▸ Prompt: How many lines of the data include the string "Schalksmühle"? State the number and nothing else.

--- START OF Raw records ---

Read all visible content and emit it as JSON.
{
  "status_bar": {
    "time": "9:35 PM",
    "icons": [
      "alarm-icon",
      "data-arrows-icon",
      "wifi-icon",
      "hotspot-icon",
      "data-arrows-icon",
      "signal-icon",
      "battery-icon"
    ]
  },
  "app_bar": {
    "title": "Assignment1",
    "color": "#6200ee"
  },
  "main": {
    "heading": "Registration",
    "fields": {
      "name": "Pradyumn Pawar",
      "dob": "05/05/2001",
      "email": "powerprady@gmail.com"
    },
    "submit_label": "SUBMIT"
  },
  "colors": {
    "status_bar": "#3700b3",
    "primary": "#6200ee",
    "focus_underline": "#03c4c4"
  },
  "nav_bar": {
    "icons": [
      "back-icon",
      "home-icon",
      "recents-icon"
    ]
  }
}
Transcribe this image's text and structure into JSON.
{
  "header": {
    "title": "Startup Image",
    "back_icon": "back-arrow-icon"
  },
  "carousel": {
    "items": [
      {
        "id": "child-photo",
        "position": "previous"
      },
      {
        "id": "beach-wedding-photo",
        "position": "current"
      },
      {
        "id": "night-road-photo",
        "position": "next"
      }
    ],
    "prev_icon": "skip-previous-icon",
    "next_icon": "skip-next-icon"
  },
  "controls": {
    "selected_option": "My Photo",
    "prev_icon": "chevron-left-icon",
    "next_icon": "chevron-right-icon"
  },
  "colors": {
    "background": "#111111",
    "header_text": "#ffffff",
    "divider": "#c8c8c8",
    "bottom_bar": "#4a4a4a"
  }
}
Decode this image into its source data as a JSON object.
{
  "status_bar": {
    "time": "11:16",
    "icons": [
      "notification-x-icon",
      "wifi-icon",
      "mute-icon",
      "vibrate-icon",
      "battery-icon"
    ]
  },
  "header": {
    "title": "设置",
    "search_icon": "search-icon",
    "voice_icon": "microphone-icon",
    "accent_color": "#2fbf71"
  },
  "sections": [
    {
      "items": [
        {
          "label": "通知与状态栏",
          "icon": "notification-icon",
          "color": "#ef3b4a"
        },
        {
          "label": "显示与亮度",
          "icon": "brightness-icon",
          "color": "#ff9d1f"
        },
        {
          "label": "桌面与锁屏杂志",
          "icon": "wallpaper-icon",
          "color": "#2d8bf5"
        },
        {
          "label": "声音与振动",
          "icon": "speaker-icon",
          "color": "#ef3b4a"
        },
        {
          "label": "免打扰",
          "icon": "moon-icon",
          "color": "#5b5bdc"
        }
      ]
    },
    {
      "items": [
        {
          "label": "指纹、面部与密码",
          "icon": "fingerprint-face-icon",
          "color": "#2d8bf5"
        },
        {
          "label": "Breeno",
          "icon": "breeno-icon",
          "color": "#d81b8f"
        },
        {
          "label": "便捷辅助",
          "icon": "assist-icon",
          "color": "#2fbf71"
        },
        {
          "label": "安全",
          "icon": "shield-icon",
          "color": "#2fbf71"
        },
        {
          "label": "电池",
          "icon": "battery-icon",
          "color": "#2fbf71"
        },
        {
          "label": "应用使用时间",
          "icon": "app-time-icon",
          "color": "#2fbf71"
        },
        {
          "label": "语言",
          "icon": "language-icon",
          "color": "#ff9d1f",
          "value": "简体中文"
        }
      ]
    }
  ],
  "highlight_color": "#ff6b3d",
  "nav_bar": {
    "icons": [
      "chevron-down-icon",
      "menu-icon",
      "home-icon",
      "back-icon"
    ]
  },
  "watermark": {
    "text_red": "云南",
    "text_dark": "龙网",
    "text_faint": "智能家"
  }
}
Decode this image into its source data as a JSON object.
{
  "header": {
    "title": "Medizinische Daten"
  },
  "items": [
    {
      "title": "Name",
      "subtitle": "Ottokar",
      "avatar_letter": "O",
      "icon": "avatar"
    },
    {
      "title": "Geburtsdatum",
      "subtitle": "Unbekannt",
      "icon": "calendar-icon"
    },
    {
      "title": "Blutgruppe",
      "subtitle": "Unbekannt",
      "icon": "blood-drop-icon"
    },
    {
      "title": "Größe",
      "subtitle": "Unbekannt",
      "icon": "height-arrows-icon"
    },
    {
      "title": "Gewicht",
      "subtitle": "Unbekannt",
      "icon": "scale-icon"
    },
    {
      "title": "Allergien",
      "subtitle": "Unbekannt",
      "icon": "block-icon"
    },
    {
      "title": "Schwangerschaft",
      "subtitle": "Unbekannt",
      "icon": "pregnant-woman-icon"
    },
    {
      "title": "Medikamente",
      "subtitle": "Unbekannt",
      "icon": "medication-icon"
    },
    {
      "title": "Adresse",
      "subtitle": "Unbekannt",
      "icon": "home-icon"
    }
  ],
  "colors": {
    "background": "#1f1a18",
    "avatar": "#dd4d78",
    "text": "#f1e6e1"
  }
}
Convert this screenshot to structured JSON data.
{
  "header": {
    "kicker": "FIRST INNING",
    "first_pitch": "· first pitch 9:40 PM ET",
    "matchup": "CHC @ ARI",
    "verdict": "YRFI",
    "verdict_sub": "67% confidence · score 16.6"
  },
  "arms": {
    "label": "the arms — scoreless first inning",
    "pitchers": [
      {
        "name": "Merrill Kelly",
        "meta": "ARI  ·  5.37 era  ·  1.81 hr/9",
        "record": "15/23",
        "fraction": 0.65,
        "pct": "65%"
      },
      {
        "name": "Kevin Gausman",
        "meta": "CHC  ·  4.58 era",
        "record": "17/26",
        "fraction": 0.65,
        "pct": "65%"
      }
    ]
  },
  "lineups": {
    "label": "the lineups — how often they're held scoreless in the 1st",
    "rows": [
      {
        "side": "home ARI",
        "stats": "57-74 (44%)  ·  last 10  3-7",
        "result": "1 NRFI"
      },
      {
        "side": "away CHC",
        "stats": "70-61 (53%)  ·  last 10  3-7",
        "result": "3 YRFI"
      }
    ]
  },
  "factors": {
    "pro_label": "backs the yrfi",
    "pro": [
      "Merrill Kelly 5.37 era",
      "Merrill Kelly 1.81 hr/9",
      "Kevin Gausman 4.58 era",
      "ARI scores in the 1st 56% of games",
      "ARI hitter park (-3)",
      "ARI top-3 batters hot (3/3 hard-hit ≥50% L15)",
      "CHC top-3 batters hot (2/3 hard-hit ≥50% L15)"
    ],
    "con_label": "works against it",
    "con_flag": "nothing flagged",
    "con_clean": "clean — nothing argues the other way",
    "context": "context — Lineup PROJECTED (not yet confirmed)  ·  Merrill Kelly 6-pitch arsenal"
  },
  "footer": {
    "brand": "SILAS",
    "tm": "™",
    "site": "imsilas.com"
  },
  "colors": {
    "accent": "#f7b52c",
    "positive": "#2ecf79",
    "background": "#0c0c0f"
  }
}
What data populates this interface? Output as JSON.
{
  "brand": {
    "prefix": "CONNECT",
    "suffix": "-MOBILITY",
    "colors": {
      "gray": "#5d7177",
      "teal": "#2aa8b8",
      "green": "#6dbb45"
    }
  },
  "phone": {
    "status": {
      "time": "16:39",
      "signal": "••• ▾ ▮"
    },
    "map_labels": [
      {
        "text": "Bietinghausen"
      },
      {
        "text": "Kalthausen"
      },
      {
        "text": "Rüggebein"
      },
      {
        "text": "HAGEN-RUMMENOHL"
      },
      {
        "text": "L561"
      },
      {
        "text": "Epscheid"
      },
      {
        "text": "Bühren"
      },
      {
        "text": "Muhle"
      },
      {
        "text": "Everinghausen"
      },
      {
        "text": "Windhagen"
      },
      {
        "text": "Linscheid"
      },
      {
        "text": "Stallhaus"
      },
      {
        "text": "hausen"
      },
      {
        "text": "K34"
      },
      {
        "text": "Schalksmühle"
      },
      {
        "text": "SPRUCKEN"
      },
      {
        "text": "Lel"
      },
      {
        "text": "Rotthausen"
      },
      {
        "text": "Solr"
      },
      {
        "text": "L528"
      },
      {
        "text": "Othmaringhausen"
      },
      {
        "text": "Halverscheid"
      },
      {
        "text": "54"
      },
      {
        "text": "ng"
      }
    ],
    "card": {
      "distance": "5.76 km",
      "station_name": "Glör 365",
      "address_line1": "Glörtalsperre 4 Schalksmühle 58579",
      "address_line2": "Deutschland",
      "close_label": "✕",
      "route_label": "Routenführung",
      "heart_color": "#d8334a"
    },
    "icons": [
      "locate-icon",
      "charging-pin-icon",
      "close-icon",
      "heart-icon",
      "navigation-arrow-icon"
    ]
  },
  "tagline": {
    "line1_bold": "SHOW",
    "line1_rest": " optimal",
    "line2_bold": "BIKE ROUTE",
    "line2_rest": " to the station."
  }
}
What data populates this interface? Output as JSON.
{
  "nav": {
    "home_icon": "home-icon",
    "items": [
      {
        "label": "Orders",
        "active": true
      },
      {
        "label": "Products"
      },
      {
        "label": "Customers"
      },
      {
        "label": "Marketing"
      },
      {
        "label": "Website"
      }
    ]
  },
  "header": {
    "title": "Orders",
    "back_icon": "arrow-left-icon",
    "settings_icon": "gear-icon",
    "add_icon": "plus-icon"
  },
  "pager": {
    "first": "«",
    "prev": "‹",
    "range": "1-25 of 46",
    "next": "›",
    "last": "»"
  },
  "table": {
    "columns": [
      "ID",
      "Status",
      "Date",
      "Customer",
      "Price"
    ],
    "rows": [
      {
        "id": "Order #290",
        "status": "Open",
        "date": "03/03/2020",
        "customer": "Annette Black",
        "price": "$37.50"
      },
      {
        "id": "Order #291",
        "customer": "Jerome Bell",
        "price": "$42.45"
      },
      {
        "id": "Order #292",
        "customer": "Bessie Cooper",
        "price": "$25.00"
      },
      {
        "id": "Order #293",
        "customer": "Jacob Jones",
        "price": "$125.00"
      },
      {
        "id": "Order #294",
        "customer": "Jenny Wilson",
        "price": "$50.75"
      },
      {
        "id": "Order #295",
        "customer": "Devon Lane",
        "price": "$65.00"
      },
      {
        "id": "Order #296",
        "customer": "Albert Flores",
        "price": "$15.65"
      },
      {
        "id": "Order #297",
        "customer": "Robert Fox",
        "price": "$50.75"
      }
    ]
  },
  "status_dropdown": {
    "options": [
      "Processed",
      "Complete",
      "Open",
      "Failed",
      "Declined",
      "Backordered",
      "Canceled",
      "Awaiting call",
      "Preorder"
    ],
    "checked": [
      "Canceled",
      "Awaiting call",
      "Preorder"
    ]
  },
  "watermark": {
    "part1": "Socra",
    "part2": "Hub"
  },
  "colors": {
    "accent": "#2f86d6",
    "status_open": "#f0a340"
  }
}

--- END OF Raw records ---

▸ Output: 2